**Task objective**. Check each line of the listing for the string "source", count the lines that have it, and answer with that number only.

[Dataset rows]
####
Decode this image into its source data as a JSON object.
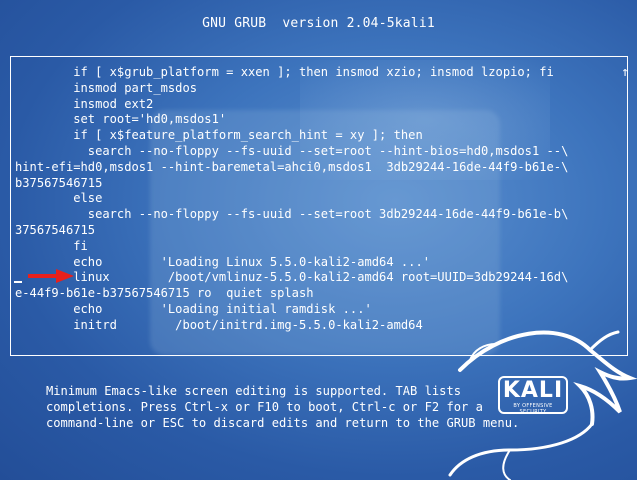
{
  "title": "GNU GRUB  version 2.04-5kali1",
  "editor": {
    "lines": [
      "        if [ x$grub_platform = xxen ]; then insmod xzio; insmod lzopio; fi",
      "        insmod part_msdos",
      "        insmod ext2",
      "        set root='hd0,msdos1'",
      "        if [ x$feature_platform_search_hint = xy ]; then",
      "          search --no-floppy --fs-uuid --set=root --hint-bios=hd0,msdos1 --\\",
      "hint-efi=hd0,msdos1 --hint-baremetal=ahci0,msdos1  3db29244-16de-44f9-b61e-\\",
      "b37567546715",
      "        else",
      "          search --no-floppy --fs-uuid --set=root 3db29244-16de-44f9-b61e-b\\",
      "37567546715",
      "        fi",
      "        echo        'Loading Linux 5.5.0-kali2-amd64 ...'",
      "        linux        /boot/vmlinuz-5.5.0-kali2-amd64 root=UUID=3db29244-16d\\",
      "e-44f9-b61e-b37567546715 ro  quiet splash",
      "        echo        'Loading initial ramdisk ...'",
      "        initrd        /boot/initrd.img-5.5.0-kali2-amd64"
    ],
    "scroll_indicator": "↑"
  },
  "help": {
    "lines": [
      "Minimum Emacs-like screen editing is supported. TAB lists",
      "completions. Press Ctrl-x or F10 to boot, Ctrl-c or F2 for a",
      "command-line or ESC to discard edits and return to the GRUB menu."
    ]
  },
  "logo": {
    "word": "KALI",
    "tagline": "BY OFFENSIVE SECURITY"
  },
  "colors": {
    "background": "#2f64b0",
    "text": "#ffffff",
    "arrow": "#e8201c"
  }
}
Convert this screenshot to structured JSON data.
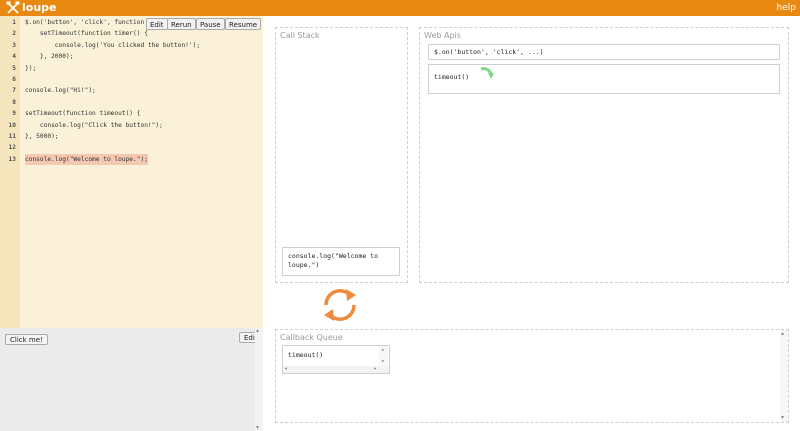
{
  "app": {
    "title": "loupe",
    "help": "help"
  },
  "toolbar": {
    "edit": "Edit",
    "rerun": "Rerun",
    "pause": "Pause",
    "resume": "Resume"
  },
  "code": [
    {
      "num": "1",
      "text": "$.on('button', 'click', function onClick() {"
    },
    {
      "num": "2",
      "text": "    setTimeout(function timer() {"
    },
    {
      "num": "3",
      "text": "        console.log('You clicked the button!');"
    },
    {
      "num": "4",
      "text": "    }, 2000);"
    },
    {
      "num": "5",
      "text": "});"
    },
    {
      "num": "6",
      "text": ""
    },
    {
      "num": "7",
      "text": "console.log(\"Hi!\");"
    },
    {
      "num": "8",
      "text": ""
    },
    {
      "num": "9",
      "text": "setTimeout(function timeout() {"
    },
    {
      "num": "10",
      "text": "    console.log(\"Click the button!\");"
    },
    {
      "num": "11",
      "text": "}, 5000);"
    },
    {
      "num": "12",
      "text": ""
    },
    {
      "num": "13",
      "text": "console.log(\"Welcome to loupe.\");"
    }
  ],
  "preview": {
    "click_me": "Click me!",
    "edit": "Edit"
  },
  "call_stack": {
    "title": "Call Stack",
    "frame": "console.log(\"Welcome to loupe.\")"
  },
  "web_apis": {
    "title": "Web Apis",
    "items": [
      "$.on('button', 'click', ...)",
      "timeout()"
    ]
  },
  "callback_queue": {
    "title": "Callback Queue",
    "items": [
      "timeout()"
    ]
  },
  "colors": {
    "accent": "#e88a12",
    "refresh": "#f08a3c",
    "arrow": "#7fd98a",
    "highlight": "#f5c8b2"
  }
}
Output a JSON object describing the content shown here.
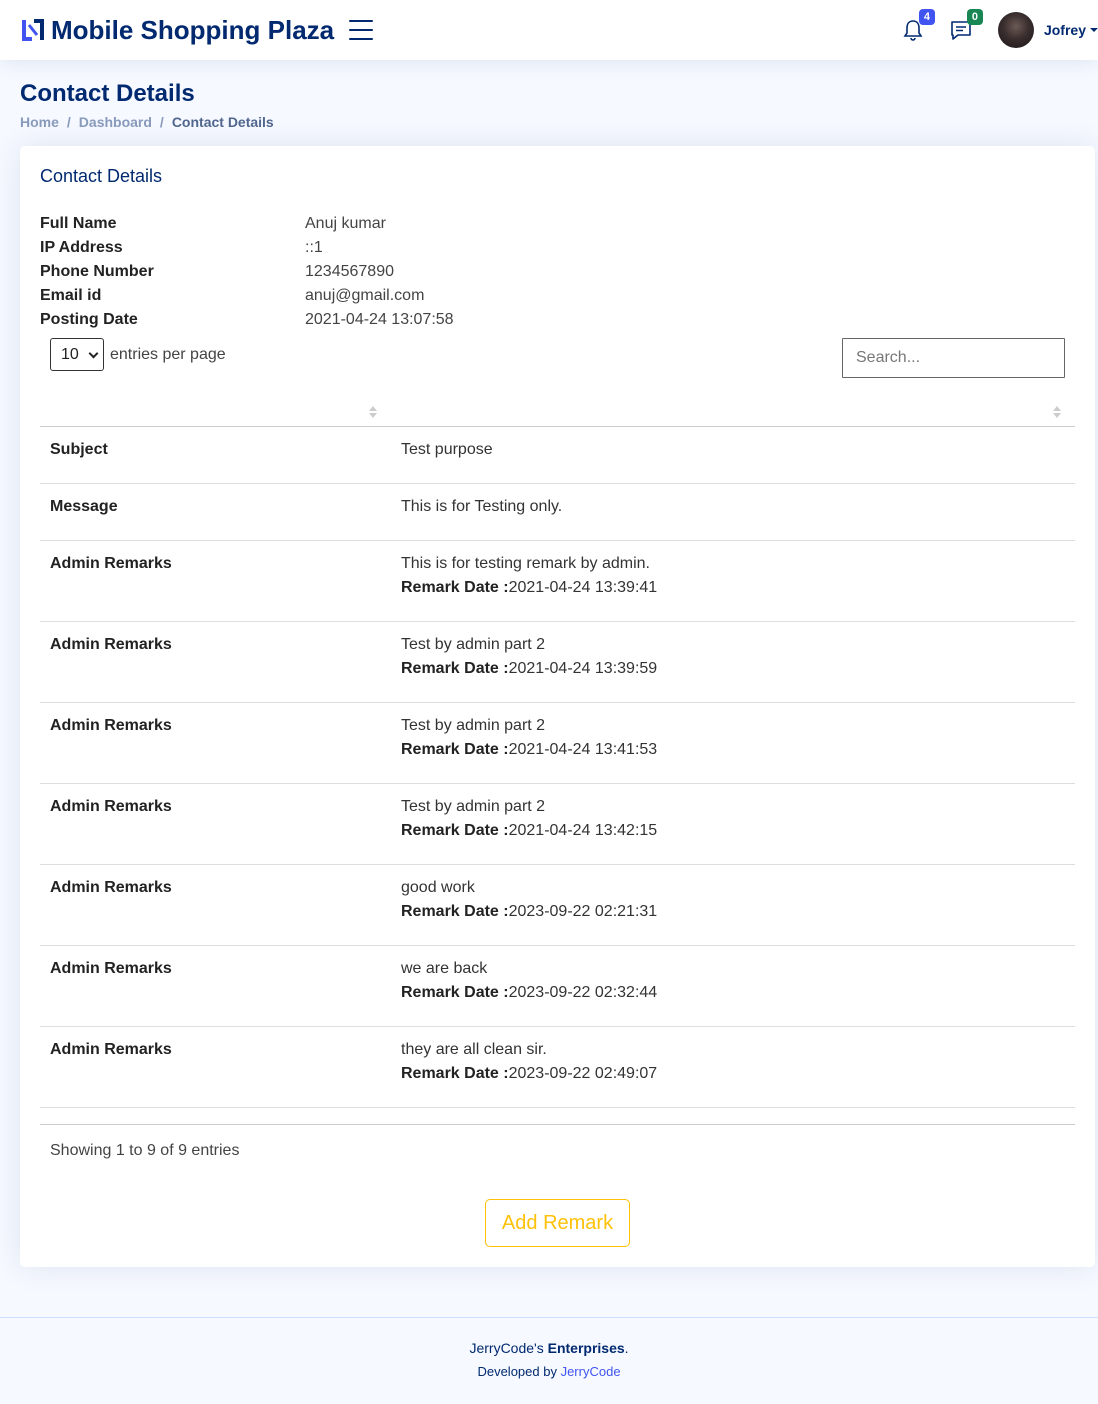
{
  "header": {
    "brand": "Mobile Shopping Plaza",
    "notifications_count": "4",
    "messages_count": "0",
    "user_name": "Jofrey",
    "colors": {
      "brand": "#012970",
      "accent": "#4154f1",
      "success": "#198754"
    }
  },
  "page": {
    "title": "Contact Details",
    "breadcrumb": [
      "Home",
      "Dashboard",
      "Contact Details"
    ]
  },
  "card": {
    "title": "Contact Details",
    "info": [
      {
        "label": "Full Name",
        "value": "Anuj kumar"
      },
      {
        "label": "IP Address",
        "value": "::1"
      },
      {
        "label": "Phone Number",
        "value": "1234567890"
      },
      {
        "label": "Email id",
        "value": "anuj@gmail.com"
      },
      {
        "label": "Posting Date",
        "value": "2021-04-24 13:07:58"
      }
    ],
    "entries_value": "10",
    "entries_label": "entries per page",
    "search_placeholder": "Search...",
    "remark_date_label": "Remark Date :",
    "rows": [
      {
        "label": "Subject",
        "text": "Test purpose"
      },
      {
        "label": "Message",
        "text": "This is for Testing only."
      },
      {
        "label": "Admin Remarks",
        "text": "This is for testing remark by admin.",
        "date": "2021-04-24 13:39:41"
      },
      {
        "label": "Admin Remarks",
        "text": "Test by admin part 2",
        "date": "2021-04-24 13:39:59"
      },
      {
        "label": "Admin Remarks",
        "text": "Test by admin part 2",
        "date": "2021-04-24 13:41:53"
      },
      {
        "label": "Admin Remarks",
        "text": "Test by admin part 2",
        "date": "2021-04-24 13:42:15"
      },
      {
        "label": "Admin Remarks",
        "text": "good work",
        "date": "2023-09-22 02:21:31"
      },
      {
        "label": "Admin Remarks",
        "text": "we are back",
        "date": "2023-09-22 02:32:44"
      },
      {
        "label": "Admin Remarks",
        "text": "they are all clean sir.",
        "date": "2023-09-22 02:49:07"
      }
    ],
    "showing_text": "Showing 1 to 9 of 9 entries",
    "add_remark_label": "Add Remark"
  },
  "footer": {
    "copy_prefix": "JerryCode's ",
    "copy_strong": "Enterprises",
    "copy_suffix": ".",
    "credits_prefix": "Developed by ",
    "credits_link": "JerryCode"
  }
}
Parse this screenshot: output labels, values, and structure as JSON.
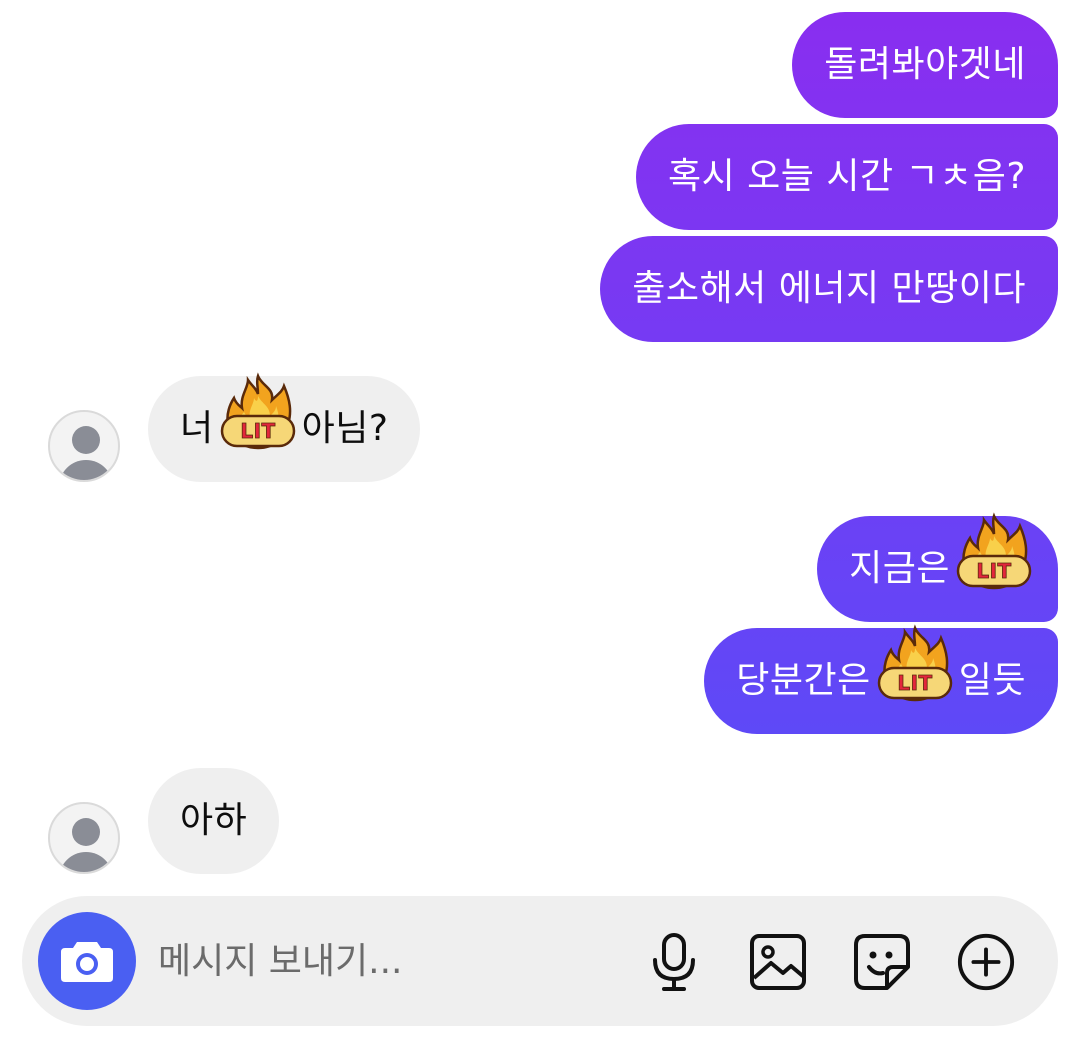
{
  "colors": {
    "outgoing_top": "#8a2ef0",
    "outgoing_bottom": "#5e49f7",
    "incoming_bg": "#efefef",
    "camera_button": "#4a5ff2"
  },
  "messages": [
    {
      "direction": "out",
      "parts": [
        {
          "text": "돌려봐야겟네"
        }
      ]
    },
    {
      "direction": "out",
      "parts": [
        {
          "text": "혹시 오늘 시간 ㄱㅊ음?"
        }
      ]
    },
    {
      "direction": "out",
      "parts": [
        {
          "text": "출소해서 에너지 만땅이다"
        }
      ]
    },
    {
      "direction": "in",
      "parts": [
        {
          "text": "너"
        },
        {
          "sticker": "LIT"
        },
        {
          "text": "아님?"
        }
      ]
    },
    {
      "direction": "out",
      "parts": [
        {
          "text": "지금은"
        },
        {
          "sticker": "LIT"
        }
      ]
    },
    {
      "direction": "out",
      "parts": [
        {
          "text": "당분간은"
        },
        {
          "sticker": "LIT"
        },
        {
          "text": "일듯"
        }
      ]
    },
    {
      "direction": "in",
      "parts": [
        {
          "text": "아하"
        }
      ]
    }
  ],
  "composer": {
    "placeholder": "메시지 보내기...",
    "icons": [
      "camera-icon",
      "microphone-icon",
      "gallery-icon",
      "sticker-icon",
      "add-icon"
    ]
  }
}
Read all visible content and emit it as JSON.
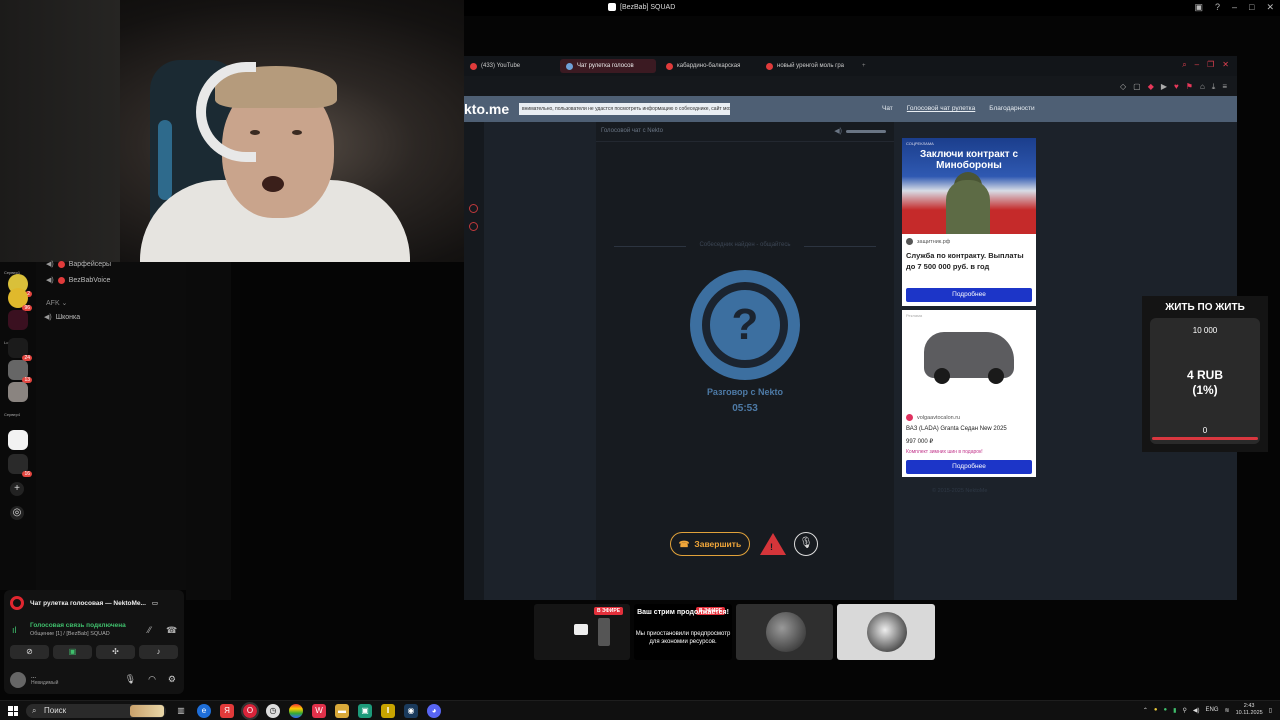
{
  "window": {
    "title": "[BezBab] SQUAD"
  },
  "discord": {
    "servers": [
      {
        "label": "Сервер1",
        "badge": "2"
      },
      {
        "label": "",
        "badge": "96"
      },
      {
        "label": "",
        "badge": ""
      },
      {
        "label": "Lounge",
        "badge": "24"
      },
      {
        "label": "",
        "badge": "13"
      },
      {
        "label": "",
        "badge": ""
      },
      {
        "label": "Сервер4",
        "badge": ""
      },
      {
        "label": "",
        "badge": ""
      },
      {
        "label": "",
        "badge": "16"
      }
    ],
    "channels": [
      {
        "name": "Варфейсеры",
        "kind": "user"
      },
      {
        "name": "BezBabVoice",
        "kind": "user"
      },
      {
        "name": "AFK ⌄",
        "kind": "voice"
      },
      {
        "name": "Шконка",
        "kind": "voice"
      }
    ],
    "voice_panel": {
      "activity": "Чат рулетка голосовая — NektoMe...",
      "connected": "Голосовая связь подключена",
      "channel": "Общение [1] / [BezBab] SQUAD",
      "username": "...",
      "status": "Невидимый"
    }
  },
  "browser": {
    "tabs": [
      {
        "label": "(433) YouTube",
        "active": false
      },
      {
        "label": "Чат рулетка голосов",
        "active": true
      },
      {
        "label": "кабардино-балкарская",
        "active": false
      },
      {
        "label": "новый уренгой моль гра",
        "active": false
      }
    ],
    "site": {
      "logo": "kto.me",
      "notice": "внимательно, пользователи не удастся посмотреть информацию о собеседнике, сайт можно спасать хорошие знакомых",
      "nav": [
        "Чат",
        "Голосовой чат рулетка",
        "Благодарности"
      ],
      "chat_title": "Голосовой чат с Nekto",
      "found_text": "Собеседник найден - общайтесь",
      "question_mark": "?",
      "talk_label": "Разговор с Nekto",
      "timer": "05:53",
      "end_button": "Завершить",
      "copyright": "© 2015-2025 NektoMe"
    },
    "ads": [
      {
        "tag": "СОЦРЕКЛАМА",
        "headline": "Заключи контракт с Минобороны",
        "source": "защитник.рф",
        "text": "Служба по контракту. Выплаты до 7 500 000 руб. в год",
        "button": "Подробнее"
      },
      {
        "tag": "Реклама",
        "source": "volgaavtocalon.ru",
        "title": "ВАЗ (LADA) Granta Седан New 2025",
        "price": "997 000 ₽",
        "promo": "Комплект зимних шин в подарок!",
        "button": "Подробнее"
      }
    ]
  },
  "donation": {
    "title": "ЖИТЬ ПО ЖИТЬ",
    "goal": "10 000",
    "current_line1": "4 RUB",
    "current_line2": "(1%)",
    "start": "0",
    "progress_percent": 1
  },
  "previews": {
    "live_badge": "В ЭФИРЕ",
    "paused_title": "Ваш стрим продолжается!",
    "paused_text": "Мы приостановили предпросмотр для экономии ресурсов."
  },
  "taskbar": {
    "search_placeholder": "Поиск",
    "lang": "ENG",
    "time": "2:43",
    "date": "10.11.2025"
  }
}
####
**Solution below**. 3